DATA FOR PROCESSING:
↓↓↓
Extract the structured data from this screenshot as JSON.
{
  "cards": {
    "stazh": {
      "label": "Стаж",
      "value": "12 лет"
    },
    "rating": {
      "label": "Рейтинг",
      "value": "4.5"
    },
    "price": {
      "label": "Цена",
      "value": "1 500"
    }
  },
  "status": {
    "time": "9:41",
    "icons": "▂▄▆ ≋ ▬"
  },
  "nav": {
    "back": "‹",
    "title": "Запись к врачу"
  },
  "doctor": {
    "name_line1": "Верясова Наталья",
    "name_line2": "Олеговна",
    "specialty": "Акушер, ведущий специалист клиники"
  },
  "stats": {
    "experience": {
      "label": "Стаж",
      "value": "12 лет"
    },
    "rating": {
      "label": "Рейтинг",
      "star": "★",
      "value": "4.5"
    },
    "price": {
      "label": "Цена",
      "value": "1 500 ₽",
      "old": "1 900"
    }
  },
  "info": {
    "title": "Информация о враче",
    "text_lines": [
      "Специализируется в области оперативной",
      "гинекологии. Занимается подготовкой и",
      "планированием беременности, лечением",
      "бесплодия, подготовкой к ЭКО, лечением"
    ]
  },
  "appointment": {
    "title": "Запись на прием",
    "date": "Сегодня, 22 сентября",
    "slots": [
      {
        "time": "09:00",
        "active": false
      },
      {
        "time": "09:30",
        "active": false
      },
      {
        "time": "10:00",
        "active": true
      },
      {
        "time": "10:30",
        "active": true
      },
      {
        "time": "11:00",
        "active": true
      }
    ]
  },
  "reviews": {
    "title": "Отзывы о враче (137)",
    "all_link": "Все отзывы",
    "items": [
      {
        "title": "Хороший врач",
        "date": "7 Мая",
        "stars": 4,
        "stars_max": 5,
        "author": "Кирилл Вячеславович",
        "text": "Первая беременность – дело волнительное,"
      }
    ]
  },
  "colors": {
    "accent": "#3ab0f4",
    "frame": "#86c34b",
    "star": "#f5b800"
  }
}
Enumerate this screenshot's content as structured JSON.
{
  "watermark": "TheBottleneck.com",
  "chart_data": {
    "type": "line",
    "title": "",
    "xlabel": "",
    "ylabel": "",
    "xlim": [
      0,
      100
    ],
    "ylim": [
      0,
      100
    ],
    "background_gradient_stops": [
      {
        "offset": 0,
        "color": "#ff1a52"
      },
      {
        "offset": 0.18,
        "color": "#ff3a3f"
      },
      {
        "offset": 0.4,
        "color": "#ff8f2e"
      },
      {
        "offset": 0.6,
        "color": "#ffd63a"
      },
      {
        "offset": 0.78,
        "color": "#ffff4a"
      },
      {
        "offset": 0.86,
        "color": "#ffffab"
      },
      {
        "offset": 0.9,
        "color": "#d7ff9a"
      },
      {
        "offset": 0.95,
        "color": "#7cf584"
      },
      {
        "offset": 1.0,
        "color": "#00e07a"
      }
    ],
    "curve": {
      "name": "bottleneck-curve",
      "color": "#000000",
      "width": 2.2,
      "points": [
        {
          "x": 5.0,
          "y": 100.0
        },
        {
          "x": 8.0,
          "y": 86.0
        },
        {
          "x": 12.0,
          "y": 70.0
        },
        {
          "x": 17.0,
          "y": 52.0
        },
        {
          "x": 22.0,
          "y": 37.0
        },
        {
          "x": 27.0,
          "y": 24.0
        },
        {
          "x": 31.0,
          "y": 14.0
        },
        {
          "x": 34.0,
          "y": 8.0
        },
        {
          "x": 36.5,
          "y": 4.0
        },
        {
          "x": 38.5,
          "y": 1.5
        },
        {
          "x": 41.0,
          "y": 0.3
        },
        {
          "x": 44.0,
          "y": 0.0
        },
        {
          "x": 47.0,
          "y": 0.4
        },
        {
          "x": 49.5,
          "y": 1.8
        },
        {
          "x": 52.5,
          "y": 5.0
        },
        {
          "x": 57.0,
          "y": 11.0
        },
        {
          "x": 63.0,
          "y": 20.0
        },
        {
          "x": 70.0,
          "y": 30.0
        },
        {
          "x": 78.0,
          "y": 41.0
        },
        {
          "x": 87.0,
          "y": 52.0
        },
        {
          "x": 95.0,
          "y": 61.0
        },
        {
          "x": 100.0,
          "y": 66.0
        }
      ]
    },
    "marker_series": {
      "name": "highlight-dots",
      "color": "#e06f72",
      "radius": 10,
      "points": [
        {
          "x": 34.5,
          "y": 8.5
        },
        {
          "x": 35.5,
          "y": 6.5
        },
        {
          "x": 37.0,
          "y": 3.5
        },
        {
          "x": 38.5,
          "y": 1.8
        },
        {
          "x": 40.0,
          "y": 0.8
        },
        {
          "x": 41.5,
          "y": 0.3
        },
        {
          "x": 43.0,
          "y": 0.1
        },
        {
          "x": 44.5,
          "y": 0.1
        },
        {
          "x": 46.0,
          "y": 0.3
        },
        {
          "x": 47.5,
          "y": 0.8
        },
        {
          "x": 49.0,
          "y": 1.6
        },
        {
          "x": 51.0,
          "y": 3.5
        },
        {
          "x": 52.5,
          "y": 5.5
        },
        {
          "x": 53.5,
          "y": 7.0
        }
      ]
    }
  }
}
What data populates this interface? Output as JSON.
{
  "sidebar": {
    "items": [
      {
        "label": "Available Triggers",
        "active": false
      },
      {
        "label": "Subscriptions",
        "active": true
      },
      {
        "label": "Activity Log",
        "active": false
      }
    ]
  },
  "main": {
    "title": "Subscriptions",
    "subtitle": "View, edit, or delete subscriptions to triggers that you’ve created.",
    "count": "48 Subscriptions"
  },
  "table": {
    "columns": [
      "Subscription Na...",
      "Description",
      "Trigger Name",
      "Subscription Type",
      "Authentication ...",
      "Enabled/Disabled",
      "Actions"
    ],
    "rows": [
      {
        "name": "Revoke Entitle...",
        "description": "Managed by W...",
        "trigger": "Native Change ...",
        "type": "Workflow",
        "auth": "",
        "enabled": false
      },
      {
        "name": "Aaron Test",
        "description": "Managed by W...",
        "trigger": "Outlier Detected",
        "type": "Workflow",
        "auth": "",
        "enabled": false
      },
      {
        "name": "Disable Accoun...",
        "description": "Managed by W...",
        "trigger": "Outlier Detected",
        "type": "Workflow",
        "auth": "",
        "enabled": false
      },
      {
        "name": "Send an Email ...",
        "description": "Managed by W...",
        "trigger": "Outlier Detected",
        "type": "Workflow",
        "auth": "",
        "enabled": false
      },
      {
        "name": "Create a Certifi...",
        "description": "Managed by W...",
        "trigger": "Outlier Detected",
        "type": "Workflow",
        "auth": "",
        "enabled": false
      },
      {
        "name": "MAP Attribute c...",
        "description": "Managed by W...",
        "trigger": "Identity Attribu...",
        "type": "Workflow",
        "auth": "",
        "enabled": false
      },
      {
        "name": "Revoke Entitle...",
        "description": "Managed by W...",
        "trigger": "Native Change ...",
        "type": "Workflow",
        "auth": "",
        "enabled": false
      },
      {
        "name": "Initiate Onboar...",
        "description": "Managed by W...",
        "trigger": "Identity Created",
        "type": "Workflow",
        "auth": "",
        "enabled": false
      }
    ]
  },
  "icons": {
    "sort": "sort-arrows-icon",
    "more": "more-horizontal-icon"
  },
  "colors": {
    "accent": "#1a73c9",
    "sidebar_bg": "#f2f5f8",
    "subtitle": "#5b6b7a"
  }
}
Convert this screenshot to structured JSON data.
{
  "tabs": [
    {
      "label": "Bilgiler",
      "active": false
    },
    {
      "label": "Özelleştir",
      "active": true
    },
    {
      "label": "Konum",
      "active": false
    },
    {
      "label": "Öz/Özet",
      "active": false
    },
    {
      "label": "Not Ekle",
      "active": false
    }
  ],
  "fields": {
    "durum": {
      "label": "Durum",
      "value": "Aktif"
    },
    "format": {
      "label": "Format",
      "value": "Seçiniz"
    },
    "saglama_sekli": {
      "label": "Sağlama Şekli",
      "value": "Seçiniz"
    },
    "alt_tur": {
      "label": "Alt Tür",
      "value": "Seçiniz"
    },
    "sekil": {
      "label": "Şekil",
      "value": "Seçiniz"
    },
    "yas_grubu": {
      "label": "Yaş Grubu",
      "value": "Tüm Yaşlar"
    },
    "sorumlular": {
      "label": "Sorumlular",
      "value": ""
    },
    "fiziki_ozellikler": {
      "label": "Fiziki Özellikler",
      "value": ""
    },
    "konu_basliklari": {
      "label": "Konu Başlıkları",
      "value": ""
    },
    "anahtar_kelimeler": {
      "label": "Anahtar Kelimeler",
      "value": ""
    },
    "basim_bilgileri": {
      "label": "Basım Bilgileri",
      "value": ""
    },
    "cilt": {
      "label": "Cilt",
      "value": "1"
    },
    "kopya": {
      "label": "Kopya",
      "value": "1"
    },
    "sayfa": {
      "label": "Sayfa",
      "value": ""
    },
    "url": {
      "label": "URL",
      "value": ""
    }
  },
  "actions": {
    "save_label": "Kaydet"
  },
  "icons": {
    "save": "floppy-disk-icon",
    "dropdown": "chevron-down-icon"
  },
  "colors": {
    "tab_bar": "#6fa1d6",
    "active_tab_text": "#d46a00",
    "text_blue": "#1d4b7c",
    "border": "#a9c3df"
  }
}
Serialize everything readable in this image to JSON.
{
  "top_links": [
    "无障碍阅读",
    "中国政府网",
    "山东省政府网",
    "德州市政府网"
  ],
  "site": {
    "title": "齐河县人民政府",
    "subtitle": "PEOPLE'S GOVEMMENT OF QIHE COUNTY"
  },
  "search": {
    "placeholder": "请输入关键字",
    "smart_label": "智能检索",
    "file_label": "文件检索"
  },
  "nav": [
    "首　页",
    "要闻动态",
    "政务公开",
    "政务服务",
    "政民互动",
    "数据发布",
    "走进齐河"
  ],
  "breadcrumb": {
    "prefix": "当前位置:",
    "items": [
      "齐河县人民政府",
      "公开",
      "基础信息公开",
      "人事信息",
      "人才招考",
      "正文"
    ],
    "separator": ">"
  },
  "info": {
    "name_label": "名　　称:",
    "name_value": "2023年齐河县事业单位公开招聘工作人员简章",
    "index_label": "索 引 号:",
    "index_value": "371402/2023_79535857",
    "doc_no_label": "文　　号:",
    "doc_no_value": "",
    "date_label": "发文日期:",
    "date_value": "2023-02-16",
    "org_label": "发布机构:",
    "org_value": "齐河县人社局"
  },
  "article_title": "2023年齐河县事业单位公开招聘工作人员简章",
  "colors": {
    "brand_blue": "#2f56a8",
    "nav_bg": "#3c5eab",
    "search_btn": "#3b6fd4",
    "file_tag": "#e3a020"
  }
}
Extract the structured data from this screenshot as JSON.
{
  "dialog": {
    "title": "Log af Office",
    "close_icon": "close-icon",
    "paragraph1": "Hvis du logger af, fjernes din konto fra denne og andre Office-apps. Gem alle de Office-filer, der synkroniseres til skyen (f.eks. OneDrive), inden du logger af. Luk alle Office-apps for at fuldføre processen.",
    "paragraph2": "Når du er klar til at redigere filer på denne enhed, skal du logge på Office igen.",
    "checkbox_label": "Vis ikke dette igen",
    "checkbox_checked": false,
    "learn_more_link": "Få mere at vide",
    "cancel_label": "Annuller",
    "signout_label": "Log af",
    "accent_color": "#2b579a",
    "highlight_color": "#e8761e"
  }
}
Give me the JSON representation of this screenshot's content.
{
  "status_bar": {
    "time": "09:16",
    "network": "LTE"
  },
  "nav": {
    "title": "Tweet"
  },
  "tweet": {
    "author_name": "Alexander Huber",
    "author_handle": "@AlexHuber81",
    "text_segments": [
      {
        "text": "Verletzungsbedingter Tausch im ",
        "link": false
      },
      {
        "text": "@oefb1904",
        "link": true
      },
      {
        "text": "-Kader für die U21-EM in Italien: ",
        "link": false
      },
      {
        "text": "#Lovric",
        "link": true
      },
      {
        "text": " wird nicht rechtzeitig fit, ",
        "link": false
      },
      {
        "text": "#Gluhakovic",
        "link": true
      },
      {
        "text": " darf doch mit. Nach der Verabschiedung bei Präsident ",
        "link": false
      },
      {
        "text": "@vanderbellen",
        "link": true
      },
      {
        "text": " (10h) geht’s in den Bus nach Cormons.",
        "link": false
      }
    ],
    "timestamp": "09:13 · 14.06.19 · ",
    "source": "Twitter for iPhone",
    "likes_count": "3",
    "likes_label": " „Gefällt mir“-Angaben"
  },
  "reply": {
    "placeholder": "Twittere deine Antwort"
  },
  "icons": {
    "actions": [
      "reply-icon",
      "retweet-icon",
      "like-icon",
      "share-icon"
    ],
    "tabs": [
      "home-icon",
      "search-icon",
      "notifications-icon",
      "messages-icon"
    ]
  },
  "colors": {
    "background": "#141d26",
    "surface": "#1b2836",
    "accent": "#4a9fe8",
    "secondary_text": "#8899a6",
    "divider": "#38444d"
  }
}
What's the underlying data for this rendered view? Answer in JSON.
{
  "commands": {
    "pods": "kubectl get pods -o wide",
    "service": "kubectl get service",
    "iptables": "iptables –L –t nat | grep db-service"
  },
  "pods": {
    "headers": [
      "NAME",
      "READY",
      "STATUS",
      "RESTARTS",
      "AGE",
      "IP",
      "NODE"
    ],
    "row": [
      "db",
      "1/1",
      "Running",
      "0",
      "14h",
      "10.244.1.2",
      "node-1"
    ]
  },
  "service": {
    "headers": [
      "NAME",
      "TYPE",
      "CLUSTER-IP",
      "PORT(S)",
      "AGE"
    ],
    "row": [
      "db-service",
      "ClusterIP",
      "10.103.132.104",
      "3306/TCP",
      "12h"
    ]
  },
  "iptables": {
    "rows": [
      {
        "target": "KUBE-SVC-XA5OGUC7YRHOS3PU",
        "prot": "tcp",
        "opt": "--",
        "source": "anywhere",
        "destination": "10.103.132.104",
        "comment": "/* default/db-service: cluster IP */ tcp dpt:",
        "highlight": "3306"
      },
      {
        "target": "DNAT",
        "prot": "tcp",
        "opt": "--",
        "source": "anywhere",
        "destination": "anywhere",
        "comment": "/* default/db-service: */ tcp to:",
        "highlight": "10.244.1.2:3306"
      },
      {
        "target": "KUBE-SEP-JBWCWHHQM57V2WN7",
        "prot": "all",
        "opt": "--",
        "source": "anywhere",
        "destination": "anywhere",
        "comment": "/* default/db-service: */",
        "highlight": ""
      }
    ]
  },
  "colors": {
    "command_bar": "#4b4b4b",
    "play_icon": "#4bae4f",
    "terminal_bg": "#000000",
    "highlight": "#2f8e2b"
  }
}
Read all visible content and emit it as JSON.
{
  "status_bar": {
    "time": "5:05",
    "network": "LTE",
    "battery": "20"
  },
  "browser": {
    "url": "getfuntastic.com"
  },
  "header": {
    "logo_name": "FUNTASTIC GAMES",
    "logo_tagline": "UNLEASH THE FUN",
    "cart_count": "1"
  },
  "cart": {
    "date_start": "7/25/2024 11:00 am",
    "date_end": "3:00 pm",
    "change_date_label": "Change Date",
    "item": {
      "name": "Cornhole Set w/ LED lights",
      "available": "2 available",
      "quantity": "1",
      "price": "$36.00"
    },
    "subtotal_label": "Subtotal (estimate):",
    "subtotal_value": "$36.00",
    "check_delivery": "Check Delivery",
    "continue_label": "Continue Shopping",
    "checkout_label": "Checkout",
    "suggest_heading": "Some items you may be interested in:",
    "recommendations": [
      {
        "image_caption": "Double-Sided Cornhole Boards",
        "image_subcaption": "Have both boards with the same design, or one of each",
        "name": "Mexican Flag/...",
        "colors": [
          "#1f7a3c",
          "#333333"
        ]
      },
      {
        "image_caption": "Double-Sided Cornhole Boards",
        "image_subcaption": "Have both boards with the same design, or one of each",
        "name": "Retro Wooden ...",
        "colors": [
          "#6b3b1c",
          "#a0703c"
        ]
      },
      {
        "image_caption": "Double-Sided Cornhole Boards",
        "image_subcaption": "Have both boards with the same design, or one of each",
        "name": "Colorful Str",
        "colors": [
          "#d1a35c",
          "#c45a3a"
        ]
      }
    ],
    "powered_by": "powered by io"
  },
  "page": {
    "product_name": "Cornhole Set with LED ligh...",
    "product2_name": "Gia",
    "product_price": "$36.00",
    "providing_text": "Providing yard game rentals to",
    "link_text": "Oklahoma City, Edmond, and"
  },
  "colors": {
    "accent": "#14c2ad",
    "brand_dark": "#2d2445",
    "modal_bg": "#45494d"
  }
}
↑↑↑
EXERCISE OBJECTIVE: Identify the lines above with the word "лечением". Copy them.

FINISHED ANSWER:
      "планированием беременности, лечением",
      "бесплодия, подготовкой к ЭКО, лечением"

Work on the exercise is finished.